§ **WHAT YOU HAVE TO DO**
Copy every line that mentions the word "Aliquota".

Collected data
===

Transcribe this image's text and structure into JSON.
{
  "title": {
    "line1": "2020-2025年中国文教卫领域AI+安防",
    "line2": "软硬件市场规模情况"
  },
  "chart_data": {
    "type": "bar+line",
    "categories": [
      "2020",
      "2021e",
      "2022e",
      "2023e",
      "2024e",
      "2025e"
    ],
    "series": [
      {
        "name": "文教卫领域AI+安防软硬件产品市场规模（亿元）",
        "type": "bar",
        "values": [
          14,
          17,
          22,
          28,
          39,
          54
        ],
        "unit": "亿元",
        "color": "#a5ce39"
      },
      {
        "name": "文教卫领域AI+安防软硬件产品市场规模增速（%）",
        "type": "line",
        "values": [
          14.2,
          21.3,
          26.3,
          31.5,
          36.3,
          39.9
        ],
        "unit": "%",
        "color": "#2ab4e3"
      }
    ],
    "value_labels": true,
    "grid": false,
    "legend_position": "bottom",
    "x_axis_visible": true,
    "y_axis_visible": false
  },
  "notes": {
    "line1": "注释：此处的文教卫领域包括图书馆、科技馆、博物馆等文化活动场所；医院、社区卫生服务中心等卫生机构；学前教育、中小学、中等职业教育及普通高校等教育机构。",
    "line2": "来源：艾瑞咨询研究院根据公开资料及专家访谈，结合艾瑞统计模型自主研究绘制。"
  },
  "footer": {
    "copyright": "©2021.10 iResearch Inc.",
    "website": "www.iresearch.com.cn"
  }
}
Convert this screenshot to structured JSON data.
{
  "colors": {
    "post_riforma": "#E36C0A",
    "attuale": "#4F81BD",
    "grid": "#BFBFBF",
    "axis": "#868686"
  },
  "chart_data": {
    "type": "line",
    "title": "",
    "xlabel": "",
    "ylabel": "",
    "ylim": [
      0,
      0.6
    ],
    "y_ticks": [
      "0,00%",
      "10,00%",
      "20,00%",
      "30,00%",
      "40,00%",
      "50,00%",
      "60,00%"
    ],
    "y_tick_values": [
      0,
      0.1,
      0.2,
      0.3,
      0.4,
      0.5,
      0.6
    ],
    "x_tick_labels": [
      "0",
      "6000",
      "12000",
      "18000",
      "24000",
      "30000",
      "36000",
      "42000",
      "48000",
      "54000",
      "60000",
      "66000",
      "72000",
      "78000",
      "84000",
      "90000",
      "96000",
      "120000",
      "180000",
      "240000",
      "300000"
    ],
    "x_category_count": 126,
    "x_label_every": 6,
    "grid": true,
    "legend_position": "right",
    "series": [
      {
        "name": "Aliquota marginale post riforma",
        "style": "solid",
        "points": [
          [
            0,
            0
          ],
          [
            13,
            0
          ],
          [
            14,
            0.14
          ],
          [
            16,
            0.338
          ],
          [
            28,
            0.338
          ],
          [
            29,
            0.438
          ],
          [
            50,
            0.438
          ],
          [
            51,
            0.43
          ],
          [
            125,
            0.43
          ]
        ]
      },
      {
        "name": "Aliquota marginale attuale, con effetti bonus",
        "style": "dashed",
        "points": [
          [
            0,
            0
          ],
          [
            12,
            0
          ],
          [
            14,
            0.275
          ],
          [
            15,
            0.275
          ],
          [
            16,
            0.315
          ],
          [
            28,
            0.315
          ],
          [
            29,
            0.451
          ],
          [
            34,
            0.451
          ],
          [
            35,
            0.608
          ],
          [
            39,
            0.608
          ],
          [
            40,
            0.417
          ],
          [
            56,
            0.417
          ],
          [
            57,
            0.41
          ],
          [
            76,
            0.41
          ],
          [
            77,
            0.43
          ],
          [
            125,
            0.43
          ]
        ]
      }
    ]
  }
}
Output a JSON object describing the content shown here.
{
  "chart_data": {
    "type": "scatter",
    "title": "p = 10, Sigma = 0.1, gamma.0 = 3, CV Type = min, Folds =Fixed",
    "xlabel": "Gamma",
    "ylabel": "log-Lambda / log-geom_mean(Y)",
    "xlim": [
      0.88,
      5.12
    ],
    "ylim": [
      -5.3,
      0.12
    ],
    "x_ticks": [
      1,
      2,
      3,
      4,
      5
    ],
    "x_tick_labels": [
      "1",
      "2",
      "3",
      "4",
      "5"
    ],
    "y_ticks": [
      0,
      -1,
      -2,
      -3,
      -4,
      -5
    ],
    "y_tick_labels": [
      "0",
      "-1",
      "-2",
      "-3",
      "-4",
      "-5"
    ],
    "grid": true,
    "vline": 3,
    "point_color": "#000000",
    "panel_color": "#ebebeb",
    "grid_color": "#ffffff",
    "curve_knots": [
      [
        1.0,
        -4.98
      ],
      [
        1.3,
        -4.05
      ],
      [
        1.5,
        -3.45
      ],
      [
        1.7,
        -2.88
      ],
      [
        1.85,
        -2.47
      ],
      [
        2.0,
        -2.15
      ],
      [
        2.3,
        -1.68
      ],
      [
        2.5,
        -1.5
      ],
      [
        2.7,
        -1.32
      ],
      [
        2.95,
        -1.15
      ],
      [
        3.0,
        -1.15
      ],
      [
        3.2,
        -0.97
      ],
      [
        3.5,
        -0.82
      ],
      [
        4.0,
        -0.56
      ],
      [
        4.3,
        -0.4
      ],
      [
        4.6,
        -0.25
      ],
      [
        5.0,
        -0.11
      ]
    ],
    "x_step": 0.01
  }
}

===

§ **COMPLETED TASK**
        "name": "Aliquota marginale post riforma",
        "name": "Aliquota marginale attuale, con effetti bonus",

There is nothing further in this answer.